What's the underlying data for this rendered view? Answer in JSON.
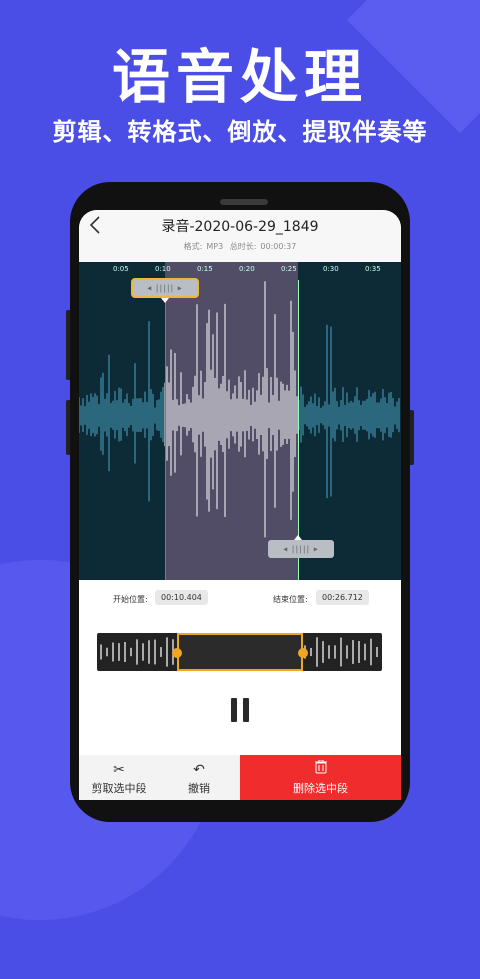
{
  "promo": {
    "headline": "语音处理",
    "subline": "剪辑、转格式、倒放、提取伴奏等"
  },
  "header": {
    "back_icon": "chevron-left-icon",
    "title": "录音-2020-06-29_1849",
    "format_label": "格式:",
    "format_value": "MP3",
    "duration_label": "总时长:",
    "duration_value": "00:00:37"
  },
  "timeline": {
    "ticks": [
      "0:05",
      "0:10",
      "0:15",
      "0:20",
      "0:25",
      "0:30",
      "0:35"
    ]
  },
  "selection": {
    "start_label": "开始位置:",
    "start_value": "00:10.404",
    "end_label": "结束位置:",
    "end_value": "00:26.712"
  },
  "toolbar": {
    "cut_icon": "scissors-icon",
    "cut_label": "剪取选中段",
    "undo_icon": "undo-icon",
    "undo_label": "撤销",
    "delete_icon": "trash-icon",
    "delete_label": "删除选中段"
  },
  "colors": {
    "background": "#4b4ee6",
    "accent": "#f0a623",
    "delete": "#f02c2c",
    "wave_outside": "#4aa6c4",
    "wave_selected": "#ffffff"
  }
}
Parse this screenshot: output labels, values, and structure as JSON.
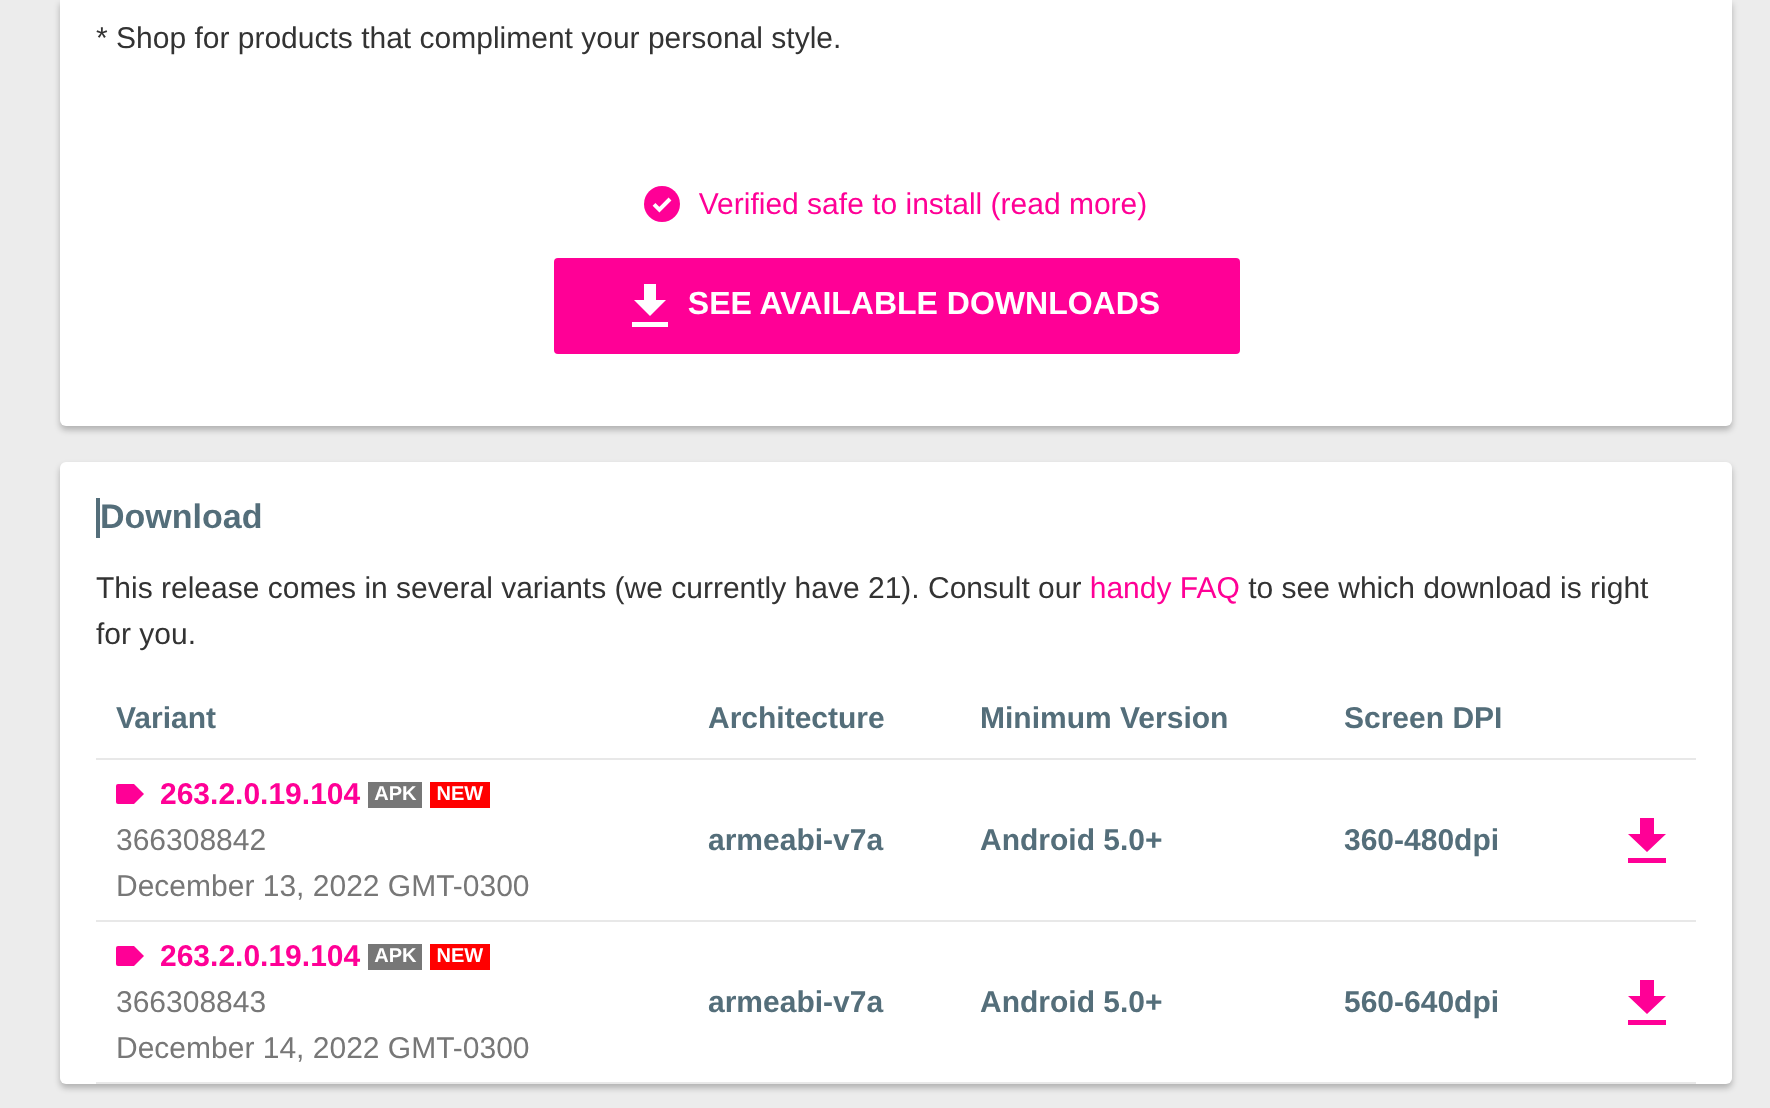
***
Objective: Extract all lines containing the word "JSON".

Reply:
What's the underlying data for this rendered view? Answer in JSON.
Parse this screenshot: output labels, values, and structure as JSON.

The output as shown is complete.